WHAT THIS TASK INVOLVES »
Copy out all lines that carry the word "Planification".

MATERIAL »
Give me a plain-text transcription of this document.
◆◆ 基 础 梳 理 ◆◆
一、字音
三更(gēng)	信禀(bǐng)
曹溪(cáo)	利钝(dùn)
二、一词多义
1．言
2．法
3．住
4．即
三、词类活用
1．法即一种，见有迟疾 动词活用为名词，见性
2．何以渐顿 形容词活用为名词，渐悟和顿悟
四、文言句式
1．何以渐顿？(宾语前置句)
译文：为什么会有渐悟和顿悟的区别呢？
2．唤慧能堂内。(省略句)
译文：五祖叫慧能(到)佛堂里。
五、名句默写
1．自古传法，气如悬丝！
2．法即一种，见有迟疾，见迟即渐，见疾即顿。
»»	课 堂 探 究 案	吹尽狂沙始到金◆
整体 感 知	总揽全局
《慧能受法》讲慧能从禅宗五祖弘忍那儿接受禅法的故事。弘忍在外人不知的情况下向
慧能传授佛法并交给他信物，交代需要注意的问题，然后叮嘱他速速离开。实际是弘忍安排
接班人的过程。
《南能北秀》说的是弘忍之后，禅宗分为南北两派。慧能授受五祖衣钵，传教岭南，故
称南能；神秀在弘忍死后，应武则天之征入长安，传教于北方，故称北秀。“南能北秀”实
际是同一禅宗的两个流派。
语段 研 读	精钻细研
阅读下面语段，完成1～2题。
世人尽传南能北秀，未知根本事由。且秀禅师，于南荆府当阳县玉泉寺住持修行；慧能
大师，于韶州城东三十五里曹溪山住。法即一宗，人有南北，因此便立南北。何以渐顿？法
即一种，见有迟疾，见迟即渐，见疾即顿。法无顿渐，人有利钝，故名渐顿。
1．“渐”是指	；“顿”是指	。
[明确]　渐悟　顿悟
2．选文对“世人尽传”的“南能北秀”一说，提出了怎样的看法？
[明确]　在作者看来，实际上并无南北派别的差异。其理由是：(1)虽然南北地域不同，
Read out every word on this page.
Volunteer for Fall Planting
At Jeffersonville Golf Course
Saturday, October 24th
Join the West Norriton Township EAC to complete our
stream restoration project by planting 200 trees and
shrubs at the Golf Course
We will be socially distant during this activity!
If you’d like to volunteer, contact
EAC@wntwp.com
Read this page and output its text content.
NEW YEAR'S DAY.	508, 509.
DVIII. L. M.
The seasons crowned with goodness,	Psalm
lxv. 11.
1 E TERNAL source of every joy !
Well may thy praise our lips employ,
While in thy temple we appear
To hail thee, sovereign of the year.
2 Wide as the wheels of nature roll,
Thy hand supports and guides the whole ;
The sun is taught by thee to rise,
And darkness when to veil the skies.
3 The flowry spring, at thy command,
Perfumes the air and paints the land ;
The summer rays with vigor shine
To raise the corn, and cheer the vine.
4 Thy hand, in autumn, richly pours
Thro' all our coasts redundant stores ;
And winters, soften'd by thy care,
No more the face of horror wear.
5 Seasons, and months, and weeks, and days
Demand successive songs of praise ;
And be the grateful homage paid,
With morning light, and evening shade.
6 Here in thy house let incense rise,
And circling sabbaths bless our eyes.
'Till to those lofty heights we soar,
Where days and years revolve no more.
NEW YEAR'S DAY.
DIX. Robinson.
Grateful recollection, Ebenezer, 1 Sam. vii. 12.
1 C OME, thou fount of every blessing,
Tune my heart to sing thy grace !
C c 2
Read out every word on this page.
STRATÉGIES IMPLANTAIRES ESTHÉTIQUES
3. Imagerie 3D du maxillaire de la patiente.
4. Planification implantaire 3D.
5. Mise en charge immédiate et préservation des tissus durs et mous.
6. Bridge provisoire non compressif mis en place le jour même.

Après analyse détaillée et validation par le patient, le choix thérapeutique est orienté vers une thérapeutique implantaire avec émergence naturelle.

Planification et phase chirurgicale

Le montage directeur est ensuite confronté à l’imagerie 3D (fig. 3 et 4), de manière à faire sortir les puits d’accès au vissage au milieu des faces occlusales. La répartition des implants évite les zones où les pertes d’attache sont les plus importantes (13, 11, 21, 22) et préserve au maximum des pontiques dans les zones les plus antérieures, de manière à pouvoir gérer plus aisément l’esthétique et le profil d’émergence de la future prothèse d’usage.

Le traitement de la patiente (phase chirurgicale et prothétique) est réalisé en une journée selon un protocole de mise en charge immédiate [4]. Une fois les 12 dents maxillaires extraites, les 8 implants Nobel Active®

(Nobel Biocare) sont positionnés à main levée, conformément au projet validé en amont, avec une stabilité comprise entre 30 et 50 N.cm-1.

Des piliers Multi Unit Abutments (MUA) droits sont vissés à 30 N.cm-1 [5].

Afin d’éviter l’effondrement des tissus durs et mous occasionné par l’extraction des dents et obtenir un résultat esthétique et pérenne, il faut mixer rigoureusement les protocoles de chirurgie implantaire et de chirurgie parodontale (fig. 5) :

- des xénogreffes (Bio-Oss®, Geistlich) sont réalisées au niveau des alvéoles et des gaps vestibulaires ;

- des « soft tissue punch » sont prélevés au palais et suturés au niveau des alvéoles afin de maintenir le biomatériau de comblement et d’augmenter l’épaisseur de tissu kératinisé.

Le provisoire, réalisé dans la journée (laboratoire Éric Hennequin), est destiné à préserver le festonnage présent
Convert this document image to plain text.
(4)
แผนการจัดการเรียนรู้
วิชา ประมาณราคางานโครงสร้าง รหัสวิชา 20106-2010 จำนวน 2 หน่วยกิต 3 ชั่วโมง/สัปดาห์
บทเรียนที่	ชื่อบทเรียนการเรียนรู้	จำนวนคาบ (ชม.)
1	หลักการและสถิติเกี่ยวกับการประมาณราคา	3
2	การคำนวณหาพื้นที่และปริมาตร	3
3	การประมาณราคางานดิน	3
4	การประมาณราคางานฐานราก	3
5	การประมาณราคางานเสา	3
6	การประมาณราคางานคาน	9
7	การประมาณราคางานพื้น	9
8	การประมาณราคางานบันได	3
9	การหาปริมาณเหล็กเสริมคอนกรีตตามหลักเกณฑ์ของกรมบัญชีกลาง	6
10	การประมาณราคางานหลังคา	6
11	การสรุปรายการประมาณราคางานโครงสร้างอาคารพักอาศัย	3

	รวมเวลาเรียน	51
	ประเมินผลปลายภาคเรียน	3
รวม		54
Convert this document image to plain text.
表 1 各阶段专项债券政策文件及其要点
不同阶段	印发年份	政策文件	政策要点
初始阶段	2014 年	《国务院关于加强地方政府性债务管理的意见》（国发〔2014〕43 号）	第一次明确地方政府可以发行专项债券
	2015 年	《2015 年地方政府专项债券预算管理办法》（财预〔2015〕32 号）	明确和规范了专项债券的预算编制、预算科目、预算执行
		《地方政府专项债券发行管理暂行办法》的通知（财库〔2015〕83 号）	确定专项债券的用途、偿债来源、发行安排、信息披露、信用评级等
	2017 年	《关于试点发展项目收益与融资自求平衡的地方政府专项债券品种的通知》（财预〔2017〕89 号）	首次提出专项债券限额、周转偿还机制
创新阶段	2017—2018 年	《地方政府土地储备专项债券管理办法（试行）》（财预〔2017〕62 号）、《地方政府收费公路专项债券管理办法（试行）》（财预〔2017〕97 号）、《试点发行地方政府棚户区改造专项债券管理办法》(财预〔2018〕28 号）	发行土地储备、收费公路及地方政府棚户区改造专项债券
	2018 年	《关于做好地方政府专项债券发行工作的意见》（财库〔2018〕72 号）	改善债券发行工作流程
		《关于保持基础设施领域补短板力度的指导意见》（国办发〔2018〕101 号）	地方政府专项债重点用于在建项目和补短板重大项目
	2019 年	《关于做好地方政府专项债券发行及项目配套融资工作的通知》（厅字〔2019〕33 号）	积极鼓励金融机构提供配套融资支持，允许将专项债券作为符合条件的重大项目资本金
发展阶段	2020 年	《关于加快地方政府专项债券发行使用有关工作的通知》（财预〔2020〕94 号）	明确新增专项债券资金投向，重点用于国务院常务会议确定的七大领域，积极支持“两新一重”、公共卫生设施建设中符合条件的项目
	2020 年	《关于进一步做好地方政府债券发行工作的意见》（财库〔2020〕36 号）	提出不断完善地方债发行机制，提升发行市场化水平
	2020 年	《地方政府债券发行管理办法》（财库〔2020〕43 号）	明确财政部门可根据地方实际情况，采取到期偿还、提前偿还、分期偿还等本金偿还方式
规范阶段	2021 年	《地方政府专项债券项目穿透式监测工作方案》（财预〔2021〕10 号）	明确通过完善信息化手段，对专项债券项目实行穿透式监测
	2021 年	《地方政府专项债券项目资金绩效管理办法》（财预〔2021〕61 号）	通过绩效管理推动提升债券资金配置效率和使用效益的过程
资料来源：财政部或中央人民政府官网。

SOLUTION FOR THIS TASK »
4. Planification implantaire 3D.
Planification et phase chirurgicale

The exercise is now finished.